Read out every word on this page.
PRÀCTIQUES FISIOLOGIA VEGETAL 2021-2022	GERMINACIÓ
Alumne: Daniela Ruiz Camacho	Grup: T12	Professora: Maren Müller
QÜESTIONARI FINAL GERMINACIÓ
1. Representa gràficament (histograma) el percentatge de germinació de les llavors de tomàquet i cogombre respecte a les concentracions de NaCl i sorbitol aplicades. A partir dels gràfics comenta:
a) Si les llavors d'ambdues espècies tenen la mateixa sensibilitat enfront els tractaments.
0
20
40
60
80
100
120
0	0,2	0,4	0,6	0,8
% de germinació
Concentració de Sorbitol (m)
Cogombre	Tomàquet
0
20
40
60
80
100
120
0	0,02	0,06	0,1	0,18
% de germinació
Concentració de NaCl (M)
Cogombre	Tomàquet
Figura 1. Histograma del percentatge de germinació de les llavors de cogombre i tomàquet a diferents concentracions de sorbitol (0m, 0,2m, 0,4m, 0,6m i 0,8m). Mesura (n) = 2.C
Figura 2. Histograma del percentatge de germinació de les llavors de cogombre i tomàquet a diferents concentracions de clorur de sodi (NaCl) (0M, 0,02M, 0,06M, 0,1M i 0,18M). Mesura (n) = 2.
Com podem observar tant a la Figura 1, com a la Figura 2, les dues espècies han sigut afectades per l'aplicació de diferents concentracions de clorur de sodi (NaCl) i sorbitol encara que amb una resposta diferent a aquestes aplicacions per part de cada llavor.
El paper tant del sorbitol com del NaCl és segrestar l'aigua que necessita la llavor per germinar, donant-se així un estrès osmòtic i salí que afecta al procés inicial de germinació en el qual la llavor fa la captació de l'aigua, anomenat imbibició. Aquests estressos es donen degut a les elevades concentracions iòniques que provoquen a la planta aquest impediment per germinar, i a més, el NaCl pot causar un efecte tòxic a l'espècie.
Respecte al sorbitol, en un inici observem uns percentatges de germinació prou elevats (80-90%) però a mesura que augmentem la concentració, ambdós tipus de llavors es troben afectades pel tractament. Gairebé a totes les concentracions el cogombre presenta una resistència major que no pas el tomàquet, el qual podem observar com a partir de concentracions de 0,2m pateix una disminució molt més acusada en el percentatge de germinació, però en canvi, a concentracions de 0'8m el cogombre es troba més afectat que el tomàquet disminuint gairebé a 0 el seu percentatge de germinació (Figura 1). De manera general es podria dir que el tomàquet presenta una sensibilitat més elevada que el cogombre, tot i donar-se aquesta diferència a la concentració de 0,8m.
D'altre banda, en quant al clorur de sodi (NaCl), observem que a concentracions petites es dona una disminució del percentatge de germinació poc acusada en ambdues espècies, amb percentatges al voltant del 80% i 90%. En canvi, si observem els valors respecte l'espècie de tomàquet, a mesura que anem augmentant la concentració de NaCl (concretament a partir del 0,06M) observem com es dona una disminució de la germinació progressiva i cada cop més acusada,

::::::::

*Direction*
Output the lines above verbatim and in full.

*Answer to this task*
Read out every word on this page.
PRÀCTIQUES FISIOLOGIA VEGETAL 2021-2022	GERMINACIÓ
Alumne: Daniela Ruiz Camacho	Grup: T12	Professora: Maren Müller
QÜESTIONARI FINAL GERMINACIÓ
1. Representa gràficament (histograma) el percentatge de germinació de les llavors de tomàquet i cogombre respecte a les concentracions de NaCl i sorbitol aplicades. A partir dels gràfics comenta:
a) Si les llavors d'ambdues espècies tenen la mateixa sensibilitat enfront els tractaments.
0
20
40
60
80
100
120
0	0,2	0,4	0,6	0,8
% de germinació
Concentració de Sorbitol (m)
Cogombre	Tomàquet
0
20
40
60
80
100
120
0	0,02	0,06	0,1	0,18
% de germinació
Concentració de NaCl (M)
Cogombre	Tomàquet
Figura 1. Histograma del percentatge de germinació de les llavors de cogombre i tomàquet a diferents concentracions de sorbitol (0m, 0,2m, 0,4m, 0,6m i 0,8m). Mesura (n) = 2.C
Figura 2. Histograma del percentatge de germinació de les llavors de cogombre i tomàquet a diferents concentracions de clorur de sodi (NaCl) (0M, 0,02M, 0,06M, 0,1M i 0,18M). Mesura (n) = 2.
Com podem observar tant a la Figura 1, com a la Figura 2, les dues espècies han sigut afectades per l'aplicació de diferents concentracions de clorur de sodi (NaCl) i sorbitol encara que amb una resposta diferent a aquestes aplicacions per part de cada llavor.
El paper tant del sorbitol com del NaCl és segrestar l'aigua que necessita la llavor per germinar, donant-se així un estrès osmòtic i salí que afecta al procés inicial de germinació en el qual la llavor fa la captació de l'aigua, anomenat imbibició. Aquests estressos es donen degut a les elevades concentracions iòniques que provoquen a la planta aquest impediment per germinar, i a més, el NaCl pot causar un efecte tòxic a l'espècie.
Respecte al sorbitol, en un inici observem uns percentatges de germinació prou elevats (80-90%) però a mesura que augmentem la concentració, ambdós tipus de llavors es troben afectades pel tractament. Gairebé a totes les concentracions el cogombre presenta una resistència major que no pas el tomàquet, el qual podem observar com a partir de concentracions de 0,2m pateix una disminució molt més acusada en el percentatge de germinació, però en canvi, a concentracions de 0'8m el cogombre es troba més afectat que el tomàquet disminuint gairebé a 0 el seu percentatge de germinació (Figura 1). De manera general es podria dir que el tomàquet presenta una sensibilitat més elevada que el cogombre, tot i donar-se aquesta diferència a la concentració de 0,8m.
D'altre banda, en quant al clorur de sodi (NaCl), observem que a concentracions petites es dona una disminució del percentatge de germinació poc acusada en ambdues espècies, amb percentatges al voltant del 80% i 90%. En canvi, si observem els valors respecte l'espècie de tomàquet, a mesura que anem augmentant la concentració de NaCl (concretament a partir del 0,06M) observem com es dona una disminució de la germinació progressiva i cada cop més acusada,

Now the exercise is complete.